**Stated exercise**
Retype each entry below, keeping every character the same.

────────────────────

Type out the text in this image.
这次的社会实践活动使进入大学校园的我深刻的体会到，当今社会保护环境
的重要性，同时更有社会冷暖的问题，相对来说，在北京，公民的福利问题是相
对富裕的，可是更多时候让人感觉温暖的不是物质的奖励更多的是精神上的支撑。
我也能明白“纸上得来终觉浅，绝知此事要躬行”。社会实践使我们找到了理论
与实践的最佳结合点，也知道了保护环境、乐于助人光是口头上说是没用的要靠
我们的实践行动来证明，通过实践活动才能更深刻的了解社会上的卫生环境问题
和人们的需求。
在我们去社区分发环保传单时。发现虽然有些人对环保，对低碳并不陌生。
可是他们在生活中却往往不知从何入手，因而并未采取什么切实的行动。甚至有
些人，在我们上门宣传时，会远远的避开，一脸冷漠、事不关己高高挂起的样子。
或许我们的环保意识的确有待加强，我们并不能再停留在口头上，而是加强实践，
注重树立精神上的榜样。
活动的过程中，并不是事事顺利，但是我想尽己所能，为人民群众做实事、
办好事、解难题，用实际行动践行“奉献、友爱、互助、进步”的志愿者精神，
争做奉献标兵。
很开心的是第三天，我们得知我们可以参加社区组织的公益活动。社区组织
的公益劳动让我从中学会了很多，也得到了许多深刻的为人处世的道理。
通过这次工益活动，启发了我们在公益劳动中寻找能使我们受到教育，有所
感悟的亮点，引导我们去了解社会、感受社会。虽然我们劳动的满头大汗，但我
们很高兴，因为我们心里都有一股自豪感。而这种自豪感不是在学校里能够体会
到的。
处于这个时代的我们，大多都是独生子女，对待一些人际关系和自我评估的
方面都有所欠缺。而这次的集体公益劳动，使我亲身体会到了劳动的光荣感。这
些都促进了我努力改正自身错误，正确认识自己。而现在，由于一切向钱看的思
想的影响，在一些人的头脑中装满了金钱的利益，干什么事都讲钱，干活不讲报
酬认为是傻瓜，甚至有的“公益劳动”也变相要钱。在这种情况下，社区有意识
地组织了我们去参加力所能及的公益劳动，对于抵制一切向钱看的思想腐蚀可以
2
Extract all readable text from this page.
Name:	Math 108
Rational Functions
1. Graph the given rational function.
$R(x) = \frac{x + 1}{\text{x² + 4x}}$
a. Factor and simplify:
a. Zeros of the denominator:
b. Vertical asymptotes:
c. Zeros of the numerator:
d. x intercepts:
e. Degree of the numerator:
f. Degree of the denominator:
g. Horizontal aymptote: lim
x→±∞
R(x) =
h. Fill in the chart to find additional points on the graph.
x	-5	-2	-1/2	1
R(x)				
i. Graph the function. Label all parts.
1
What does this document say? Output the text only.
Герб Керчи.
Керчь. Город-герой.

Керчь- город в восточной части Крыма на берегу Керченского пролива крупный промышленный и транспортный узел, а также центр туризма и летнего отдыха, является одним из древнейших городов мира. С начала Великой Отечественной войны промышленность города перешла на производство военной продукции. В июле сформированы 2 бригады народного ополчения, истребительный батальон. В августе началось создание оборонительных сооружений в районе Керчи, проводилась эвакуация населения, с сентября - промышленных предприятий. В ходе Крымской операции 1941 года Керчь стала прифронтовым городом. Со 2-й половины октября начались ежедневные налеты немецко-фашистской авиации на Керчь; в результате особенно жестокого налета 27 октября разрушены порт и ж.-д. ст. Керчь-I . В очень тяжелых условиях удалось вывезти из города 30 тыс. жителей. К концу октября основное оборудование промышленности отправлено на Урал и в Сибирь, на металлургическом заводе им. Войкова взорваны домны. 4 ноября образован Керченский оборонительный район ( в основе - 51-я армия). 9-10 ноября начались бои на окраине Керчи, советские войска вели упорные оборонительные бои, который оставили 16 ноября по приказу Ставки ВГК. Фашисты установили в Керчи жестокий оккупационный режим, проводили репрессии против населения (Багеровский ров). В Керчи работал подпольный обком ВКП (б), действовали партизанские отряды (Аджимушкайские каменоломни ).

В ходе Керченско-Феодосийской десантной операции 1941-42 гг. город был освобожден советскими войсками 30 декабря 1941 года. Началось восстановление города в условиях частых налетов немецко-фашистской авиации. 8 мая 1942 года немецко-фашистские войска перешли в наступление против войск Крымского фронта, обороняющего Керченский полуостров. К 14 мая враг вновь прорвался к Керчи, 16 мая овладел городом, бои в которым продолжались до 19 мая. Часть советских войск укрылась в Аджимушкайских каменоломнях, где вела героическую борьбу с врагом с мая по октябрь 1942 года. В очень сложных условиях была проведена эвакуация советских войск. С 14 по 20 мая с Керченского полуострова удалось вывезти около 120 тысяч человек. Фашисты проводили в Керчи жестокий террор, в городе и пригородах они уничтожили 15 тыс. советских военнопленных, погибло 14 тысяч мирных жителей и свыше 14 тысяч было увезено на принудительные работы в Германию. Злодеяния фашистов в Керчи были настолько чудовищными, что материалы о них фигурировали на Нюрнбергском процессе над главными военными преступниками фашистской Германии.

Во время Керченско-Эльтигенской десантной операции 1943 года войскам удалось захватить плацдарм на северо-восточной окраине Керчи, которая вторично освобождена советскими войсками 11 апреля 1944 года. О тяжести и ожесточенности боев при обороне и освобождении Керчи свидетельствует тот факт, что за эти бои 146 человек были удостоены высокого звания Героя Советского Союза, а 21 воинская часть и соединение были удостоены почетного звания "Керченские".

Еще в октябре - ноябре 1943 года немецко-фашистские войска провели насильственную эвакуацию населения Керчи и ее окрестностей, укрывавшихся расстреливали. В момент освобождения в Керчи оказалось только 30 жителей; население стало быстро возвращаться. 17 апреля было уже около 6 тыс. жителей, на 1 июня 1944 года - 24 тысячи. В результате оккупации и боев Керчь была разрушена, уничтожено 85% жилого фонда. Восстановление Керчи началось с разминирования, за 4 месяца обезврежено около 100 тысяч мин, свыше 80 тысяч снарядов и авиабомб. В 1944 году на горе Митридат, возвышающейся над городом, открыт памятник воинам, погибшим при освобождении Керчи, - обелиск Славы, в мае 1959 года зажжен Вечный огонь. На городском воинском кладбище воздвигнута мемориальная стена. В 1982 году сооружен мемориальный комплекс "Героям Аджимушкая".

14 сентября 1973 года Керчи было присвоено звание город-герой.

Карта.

────────────────────

**Output below**
Type out the text in this image.
这次的社会实践活动使进入大学校园的我深刻的体会到，当今社会保护环境
的重要性，同时更有社会冷暖的问题，相对来说，在北京，公民的福利问题是相
对富裕的，可是更多时候让人感觉温暖的不是物质的奖励更多的是精神上的支撑。
我也能明白“纸上得来终觉浅，绝知此事要躬行”。社会实践使我们找到了理论
与实践的最佳结合点，也知道了保护环境、乐于助人光是口头上说是没用的要靠
我们的实践行动来证明，通过实践活动才能更深刻的了解社会上的卫生环境问题
和人们的需求。
在我们去社区分发环保传单时。发现虽然有些人对环保，对低碳并不陌生。
可是他们在生活中却往往不知从何入手，因而并未采取什么切实的行动。甚至有
些人，在我们上门宣传时，会远远的避开，一脸冷漠、事不关己高高挂起的样子。
或许我们的环保意识的确有待加强，我们并不能再停留在口头上，而是加强实践，
注重树立精神上的榜样。
活动的过程中，并不是事事顺利，但是我想尽己所能，为人民群众做实事、
办好事、解难题，用实际行动践行“奉献、友爱、互助、进步”的志愿者精神，
争做奉献标兵。
很开心的是第三天，我们得知我们可以参加社区组织的公益活动。社区组织
的公益劳动让我从中学会了很多，也得到了许多深刻的为人处世的道理。
通过这次工益活动，启发了我们在公益劳动中寻找能使我们受到教育，有所
感悟的亮点，引导我们去了解社会、感受社会。虽然我们劳动的满头大汗，但我
们很高兴，因为我们心里都有一股自豪感。而这种自豪感不是在学校里能够体会
到的。
处于这个时代的我们，大多都是独生子女，对待一些人际关系和自我评估的
方面都有所欠缺。而这次的集体公益劳动，使我亲身体会到了劳动的光荣感。这
些都促进了我努力改正自身错误，正确认识自己。而现在，由于一切向钱看的思
想的影响，在一些人的头脑中装满了金钱的利益，干什么事都讲钱，干活不讲报
酬认为是傻瓜，甚至有的“公益劳动”也变相要钱。在这种情况下，社区有意识
地组织了我们去参加力所能及的公益劳动，对于抵制一切向钱看的思想腐蚀可以
2
Extract all readable text from this page.
Name:	Math 108
Rational Functions
1. Graph the given rational function.
$R(x) = \frac{x + 1}{\text{x² + 4x}}$
a. Factor and simplify:
a. Zeros of the denominator:
b. Vertical asymptotes:
c. Zeros of the numerator:
d. x intercepts:
e. Degree of the numerator:
f. Degree of the denominator:
g. Horizontal aymptote: lim
x→±∞
R(x) =
h. Fill in the chart to find additional points on the graph.
x	-5	-2	-1/2	1
R(x)				
i. Graph the function. Label all parts.
1
What does this document say? Output the text only.
Герб Керчи.
Керчь. Город-герой.

Керчь- город в восточной части Крыма на берегу Керченского пролива крупный промышленный и транспортный узел, а также центр туризма и летнего отдыха, является одним из древнейших городов мира. С начала Великой Отечественной войны промышленность города перешла на производство военной продукции. В июле сформированы 2 бригады народного ополчения, истребительный батальон. В августе началось создание оборонительных сооружений в районе Керчи, проводилась эвакуация населения, с сентября - промышленных предприятий. В ходе Крымской операции 1941 года Керчь стала прифронтовым городом. Со 2-й половины октября начались ежедневные налеты немецко-фашистской авиации на Керчь; в результате особенно жестокого налета 27 октября разрушены порт и ж.-д. ст. Керчь-I . В очень тяжелых условиях удалось вывезти из города 30 тыс. жителей. К концу октября основное оборудование промышленности отправлено на Урал и в Сибирь, на металлургическом заводе им. Войкова взорваны домны. 4 ноября образован Керченский оборонительный район ( в основе - 51-я армия). 9-10 ноября начались бои на окраине Керчи, советские войска вели упорные оборонительные бои, который оставили 16 ноября по приказу Ставки ВГК. Фашисты установили в Керчи жестокий оккупационный режим, проводили репрессии против населения (Багеровский ров). В Керчи работал подпольный обком ВКП (б), действовали партизанские отряды (Аджимушкайские каменоломни ).

В ходе Керченско-Феодосийской десантной операции 1941-42 гг. город был освобожден советскими войсками 30 декабря 1941 года. Началось восстановление города в условиях частых налетов немецко-фашистской авиации. 8 мая 1942 года немецко-фашистские войска перешли в наступление против войск Крымского фронта, обороняющего Керченский полуостров. К 14 мая враг вновь прорвался к Керчи, 16 мая овладел городом, бои в которым продолжались до 19 мая. Часть советских войск укрылась в Аджимушкайских каменоломнях, где вела героическую борьбу с врагом с мая по октябрь 1942 года. В очень сложных условиях была проведена эвакуация советских войск. С 14 по 20 мая с Керченского полуострова удалось вывезти около 120 тысяч человек. Фашисты проводили в Керчи жестокий террор, в городе и пригородах они уничтожили 15 тыс. советских военнопленных, погибло 14 тысяч мирных жителей и свыше 14 тысяч было увезено на принудительные работы в Германию. Злодеяния фашистов в Керчи были настолько чудовищными, что материалы о них фигурировали на Нюрнбергском процессе над главными военными преступниками фашистской Германии.

Во время Керченско-Эльтигенской десантной операции 1943 года войскам удалось захватить плацдарм на северо-восточной окраине Керчи, которая вторично освобождена советскими войсками 11 апреля 1944 года. О тяжести и ожесточенности боев при обороне и освобождении Керчи свидетельствует тот факт, что за эти бои 146 человек были удостоены высокого звания Героя Советского Союза, а 21 воинская часть и соединение были удостоены почетного звания "Керченские".

Еще в октябре - ноябре 1943 года немецко-фашистские войска провели насильственную эвакуацию населения Керчи и ее окрестностей, укрывавшихся расстреливали. В момент освобождения в Керчи оказалось только 30 жителей; население стало быстро возвращаться. 17 апреля было уже около 6 тыс. жителей, на 1 июня 1944 года - 24 тысячи. В результате оккупации и боев Керчь была разрушена, уничтожено 85% жилого фонда. Восстановление Керчи началось с разминирования, за 4 месяца обезврежено около 100 тысяч мин, свыше 80 тысяч снарядов и авиабомб. В 1944 году на горе Митридат, возвышающейся над городом, открыт памятник воинам, погибшим при освобождении Керчи, - обелиск Славы, в мае 1959 года зажжен Вечный огонь. На городском воинском кладбище воздвигнута мемориальная стена. В 1982 году сооружен мемориальный комплекс "Героям Аджимушкая".

14 сентября 1973 года Керчи было присвоено звание город-герой.

Карта.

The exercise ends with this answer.